-- START Source data --
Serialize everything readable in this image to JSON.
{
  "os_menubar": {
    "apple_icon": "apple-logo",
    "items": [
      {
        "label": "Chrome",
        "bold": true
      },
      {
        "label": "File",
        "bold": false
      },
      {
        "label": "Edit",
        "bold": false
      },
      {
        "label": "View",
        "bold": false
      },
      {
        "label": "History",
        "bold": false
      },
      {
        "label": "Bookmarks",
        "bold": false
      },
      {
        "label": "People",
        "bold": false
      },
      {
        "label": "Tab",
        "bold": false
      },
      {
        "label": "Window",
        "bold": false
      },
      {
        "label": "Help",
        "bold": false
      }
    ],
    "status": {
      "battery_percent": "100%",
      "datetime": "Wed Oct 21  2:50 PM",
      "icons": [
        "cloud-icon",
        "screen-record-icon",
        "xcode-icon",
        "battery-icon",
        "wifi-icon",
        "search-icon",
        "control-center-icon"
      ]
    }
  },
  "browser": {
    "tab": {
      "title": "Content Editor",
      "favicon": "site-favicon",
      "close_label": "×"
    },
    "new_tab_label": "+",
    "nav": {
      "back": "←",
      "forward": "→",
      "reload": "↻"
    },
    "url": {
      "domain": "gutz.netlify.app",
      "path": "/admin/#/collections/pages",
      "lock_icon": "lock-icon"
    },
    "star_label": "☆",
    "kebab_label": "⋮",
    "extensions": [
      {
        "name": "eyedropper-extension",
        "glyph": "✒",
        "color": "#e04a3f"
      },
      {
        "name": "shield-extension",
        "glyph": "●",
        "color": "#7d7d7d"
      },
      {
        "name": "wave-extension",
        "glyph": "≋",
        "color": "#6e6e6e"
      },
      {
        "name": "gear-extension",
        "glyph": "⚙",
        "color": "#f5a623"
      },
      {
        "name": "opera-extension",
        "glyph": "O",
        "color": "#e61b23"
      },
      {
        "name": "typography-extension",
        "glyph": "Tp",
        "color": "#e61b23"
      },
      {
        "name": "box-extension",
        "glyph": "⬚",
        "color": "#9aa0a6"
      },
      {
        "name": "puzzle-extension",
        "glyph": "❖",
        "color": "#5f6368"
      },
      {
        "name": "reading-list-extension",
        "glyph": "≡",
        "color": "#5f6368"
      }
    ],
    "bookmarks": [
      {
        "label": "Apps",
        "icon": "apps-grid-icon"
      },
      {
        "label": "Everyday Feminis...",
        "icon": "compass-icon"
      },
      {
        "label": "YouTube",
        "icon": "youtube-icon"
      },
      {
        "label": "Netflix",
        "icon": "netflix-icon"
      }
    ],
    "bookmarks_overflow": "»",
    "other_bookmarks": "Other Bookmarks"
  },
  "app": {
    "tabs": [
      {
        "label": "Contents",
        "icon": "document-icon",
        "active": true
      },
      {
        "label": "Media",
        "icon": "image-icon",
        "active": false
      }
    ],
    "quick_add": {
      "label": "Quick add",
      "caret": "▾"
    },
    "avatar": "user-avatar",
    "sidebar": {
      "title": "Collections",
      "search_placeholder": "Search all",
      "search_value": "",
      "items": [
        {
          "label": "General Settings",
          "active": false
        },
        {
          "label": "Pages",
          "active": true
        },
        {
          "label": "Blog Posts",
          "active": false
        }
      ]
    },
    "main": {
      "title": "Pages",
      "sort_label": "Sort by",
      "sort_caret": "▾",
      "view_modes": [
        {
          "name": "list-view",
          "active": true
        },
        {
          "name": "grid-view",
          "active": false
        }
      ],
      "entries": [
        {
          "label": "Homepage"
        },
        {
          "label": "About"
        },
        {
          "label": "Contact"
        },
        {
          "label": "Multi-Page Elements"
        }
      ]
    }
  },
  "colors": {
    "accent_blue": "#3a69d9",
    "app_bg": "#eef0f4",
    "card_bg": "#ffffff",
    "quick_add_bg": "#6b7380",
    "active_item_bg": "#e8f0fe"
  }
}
-- END Source data --
* [Stated exercise]: Give only the count of lines in this material that contain the string "image".

* [Result below]: 2